EXERCISE
Exactly reproduce each entry, leaving out nothing.

ROWS
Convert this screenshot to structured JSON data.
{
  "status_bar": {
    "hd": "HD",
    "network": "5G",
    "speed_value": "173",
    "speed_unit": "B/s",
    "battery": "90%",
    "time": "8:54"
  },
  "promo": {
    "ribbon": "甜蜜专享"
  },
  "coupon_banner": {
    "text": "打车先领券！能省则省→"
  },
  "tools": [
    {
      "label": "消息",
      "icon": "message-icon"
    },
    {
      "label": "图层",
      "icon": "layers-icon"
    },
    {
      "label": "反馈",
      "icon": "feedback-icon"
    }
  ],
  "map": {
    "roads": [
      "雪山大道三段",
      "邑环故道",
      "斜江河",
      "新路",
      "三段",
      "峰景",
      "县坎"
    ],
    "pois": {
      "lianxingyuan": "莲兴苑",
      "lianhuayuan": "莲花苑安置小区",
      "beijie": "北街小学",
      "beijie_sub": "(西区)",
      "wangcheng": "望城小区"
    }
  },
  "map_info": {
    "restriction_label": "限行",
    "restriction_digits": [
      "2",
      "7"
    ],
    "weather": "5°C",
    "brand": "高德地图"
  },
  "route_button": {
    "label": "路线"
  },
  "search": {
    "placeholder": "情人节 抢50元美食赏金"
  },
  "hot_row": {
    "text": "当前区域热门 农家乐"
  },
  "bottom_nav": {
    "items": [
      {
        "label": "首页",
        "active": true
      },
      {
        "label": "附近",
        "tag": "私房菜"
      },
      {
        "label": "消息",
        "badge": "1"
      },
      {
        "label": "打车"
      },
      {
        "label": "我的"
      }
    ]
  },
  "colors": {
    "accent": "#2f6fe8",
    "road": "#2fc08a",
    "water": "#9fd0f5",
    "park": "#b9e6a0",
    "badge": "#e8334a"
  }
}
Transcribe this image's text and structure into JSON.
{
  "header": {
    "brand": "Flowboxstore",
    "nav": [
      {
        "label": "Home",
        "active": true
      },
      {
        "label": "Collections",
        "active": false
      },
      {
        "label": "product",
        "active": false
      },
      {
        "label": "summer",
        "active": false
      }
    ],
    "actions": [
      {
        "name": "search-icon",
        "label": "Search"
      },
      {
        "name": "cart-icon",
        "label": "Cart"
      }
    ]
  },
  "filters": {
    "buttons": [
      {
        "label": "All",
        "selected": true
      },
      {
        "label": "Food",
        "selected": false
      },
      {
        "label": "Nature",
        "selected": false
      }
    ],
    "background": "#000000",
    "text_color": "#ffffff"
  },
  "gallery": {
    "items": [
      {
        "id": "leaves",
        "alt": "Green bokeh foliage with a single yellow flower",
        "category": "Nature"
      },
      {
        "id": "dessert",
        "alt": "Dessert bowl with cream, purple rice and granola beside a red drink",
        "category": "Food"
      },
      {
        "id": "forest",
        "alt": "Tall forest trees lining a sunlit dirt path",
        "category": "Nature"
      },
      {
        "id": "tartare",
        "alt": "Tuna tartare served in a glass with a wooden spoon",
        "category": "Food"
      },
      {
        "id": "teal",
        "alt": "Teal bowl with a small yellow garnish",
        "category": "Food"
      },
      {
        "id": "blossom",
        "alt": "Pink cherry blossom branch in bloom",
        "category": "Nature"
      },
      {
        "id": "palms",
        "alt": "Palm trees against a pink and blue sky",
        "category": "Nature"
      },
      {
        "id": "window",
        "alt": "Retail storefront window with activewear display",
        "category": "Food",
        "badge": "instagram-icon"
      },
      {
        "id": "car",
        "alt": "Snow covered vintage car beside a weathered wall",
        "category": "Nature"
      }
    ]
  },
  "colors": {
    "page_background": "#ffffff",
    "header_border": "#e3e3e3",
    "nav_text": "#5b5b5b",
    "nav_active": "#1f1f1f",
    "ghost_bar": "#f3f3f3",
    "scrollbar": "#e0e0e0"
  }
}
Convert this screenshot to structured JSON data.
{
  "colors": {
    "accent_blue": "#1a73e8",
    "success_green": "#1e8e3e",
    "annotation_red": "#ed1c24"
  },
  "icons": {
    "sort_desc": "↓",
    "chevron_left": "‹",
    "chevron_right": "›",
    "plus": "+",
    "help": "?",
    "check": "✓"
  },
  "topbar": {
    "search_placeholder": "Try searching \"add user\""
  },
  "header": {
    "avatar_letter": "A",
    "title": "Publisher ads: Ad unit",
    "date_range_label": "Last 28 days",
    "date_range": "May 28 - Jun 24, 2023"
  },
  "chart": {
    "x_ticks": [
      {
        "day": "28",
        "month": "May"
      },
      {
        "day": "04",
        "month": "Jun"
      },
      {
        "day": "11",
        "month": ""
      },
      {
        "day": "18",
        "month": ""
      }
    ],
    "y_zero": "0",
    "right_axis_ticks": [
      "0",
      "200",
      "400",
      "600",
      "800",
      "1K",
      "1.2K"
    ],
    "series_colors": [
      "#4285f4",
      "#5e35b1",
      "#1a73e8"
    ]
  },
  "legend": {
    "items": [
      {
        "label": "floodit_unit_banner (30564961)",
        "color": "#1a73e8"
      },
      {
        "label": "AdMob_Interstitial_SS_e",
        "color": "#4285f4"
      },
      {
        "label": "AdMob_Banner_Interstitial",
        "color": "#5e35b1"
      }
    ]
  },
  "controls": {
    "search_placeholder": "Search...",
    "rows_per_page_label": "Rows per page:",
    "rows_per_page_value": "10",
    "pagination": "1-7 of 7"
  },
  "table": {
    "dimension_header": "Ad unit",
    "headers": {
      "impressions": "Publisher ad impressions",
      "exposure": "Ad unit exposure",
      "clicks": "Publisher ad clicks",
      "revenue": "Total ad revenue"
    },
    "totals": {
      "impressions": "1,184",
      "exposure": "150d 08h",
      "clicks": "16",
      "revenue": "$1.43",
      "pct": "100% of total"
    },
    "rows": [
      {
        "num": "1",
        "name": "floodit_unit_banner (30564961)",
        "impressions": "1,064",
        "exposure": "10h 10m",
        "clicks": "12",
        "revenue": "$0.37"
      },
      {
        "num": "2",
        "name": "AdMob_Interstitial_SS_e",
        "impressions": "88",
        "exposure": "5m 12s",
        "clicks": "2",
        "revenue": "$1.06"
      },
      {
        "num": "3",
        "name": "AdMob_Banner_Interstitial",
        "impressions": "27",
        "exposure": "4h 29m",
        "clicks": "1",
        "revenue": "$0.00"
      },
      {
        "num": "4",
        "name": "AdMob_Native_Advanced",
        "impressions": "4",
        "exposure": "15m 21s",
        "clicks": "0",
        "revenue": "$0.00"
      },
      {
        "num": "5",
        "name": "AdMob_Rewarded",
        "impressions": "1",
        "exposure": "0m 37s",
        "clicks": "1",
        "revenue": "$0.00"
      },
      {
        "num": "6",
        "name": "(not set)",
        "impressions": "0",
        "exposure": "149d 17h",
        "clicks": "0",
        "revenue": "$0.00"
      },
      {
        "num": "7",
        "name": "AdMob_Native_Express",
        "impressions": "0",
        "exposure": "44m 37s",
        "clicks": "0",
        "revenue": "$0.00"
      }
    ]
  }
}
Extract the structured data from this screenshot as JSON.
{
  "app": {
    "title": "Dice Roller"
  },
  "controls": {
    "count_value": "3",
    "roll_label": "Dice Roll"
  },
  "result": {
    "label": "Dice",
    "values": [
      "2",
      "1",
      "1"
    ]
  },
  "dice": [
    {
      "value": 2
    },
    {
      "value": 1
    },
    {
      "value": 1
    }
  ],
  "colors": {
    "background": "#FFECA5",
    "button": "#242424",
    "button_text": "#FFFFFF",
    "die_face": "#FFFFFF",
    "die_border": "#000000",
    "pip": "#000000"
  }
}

COMPLETED TASK
Convert this screenshot to structured JSON data.
{
  "status_bar": {
    "hd": "HD",
    "network": "5G",
    "speed_value": "173",
    "speed_unit": "B/s",
    "battery": "90%",
    "time": "8:54"
  },
  "promo": {
    "ribbon": "甜蜜专享"
  },
  "coupon_banner": {
    "text": "打车先领券！能省则省→"
  },
  "tools": [
    {
      "label": "消息",
      "icon": "message-icon"
    },
    {
      "label": "图层",
      "icon": "layers-icon"
    },
    {
      "label": "反馈",
      "icon": "feedback-icon"
    }
  ],
  "map": {
    "roads": [
      "雪山大道三段",
      "邑环故道",
      "斜江河",
      "新路",
      "三段",
      "峰景",
      "县坎"
    ],
    "pois": {
      "lianxingyuan": "莲兴苑",
      "lianhuayuan": "莲花苑安置小区",
      "beijie": "北街小学",
      "beijie_sub": "(西区)",
      "wangcheng": "望城小区"
    }
  },
  "map_info": {
    "restriction_label": "限行",
    "restriction_digits": [
      "2",
      "7"
    ],
    "weather": "5°C",
    "brand": "高德地图"
  },
  "route_button": {
    "label": "路线"
  },
  "search": {
    "placeholder": "情人节 抢50元美食赏金"
  },
  "hot_row": {
    "text": "当前区域热门 农家乐"
  },
  "bottom_nav": {
    "items": [
      {
        "label": "首页",
        "active": true
      },
      {
        "label": "附近",
        "tag": "私房菜"
      },
      {
        "label": "消息",
        "badge": "1"
      },
      {
        "label": "打车"
      },
      {
        "label": "我的"
      }
    ]
  },
  "colors": {
    "accent": "#2f6fe8",
    "road": "#2fc08a",
    "water": "#9fd0f5",
    "park": "#b9e6a0",
    "badge": "#e8334a"
  }
}
Transcribe this image's text and structure into JSON.
{
  "header": {
    "brand": "Flowboxstore",
    "nav": [
      {
        "label": "Home",
        "active": true
      },
      {
        "label": "Collections",
        "active": false
      },
      {
        "label": "product",
        "active": false
      },
      {
        "label": "summer",
        "active": false
      }
    ],
    "actions": [
      {
        "name": "search-icon",
        "label": "Search"
      },
      {
        "name": "cart-icon",
        "label": "Cart"
      }
    ]
  },
  "filters": {
    "buttons": [
      {
        "label": "All",
        "selected": true
      },
      {
        "label": "Food",
        "selected": false
      },
      {
        "label": "Nature",
        "selected": false
      }
    ],
    "background": "#000000",
    "text_color": "#ffffff"
  },
  "gallery": {
    "items": [
      {
        "id": "leaves",
        "alt": "Green bokeh foliage with a single yellow flower",
        "category": "Nature"
      },
      {
        "id": "dessert",
        "alt": "Dessert bowl with cream, purple rice and granola beside a red drink",
        "category": "Food"
      },
      {
        "id": "forest",
        "alt": "Tall forest trees lining a sunlit dirt path",
        "category": "Nature"
      },
      {
        "id": "tartare",
        "alt": "Tuna tartare served in a glass with a wooden spoon",
        "category": "Food"
      },
      {
        "id": "teal",
        "alt": "Teal bowl with a small yellow garnish",
        "category": "Food"
      },
      {
        "id": "blossom",
        "alt": "Pink cherry blossom branch in bloom",
        "category": "Nature"
      },
      {
        "id": "palms",
        "alt": "Palm trees against a pink and blue sky",
        "category": "Nature"
      },
      {
        "id": "window",
        "alt": "Retail storefront window with activewear display",
        "category": "Food",
        "badge": "instagram-icon"
      },
      {
        "id": "car",
        "alt": "Snow covered vintage car beside a weathered wall",
        "category": "Nature"
      }
    ]
  },
  "colors": {
    "page_background": "#ffffff",
    "header_border": "#e3e3e3",
    "nav_text": "#5b5b5b",
    "nav_active": "#1f1f1f",
    "ghost_bar": "#f3f3f3",
    "scrollbar": "#e0e0e0"
  }
}
Convert this screenshot to structured JSON data.
{
  "colors": {
    "accent_blue": "#1a73e8",
    "success_green": "#1e8e3e",
    "annotation_red": "#ed1c24"
  },
  "icons": {
    "sort_desc": "↓",
    "chevron_left": "‹",
    "chevron_right": "›",
    "plus": "+",
    "help": "?",
    "check": "✓"
  },
  "topbar": {
    "search_placeholder": "Try searching \"add user\""
  },
  "header": {
    "avatar_letter": "A",
    "title": "Publisher ads: Ad unit",
    "date_range_label": "Last 28 days",
    "date_range": "May 28 - Jun 24, 2023"
  },
  "chart": {
    "x_ticks": [
      {
        "day": "28",
        "month": "May"
      },
      {
        "day": "04",
        "month": "Jun"
      },
      {
        "day": "11",
        "month": ""
      },
      {
        "day": "18",
        "month": ""
      }
    ],
    "y_zero": "0",
    "right_axis_ticks": [
      "0",
      "200",
      "400",
      "600",
      "800",
      "1K",
      "1.2K"
    ],
    "series_colors": [
      "#4285f4",
      "#5e35b1",
      "#1a73e8"
    ]
  },
  "legend": {
    "items": [
      {
        "label": "floodit_unit_banner (30564961)",
        "color": "#1a73e8"
      },
      {
        "label": "AdMob_Interstitial_SS_e",
        "color": "#4285f4"
      },
      {
        "label": "AdMob_Banner_Interstitial",
        "color": "#5e35b1"
      }
    ]
  },
  "controls": {
    "search_placeholder": "Search...",
    "rows_per_page_label": "Rows per page:",
    "rows_per_page_value": "10",
    "pagination": "1-7 of 7"
  },
  "table": {
    "dimension_header": "Ad unit",
    "headers": {
      "impressions": "Publisher ad impressions",
      "exposure": "Ad unit exposure",
      "clicks": "Publisher ad clicks",
      "revenue": "Total ad revenue"
    },
    "totals": {
      "impressions": "1,184",
      "exposure": "150d 08h",
      "clicks": "16",
      "revenue": "$1.43",
      "pct": "100% of total"
    },
    "rows": [
      {
        "num": "1",
        "name": "floodit_unit_banner (30564961)",
        "impressions": "1,064",
        "exposure": "10h 10m",
        "clicks": "12",
        "revenue": "$0.37"
      },
      {
        "num": "2",
        "name": "AdMob_Interstitial_SS_e",
        "impressions": "88",
        "exposure": "5m 12s",
        "clicks": "2",
        "revenue": "$1.06"
      },
      {
        "num": "3",
        "name": "AdMob_Banner_Interstitial",
        "impressions": "27",
        "exposure": "4h 29m",
        "clicks": "1",
        "revenue": "$0.00"
      },
      {
        "num": "4",
        "name": "AdMob_Native_Advanced",
        "impressions": "4",
        "exposure": "15m 21s",
        "clicks": "0",
        "revenue": "$0.00"
      },
      {
        "num": "5",
        "name": "AdMob_Rewarded",
        "impressions": "1",
        "exposure": "0m 37s",
        "clicks": "1",
        "revenue": "$0.00"
      },
      {
        "num": "6",
        "name": "(not set)",
        "impressions": "0",
        "exposure": "149d 17h",
        "clicks": "0",
        "revenue": "$0.00"
      },
      {
        "num": "7",
        "name": "AdMob_Native_Express",
        "impressions": "0",
        "exposure": "44m 37s",
        "clicks": "0",
        "revenue": "$0.00"
      }
    ]
  }
}
Extract the structured data from this screenshot as JSON.
{
  "app": {
    "title": "Dice Roller"
  },
  "controls": {
    "count_value": "3",
    "roll_label": "Dice Roll"
  },
  "result": {
    "label": "Dice",
    "values": [
      "2",
      "1",
      "1"
    ]
  },
  "dice": [
    {
      "value": 2
    },
    {
      "value": 1
    },
    {
      "value": 1
    }
  ],
  "colors": {
    "background": "#FFECA5",
    "button": "#242424",
    "button_text": "#FFFFFF",
    "die_face": "#FFFFFF",
    "die_border": "#000000",
    "pip": "#000000"
  }
}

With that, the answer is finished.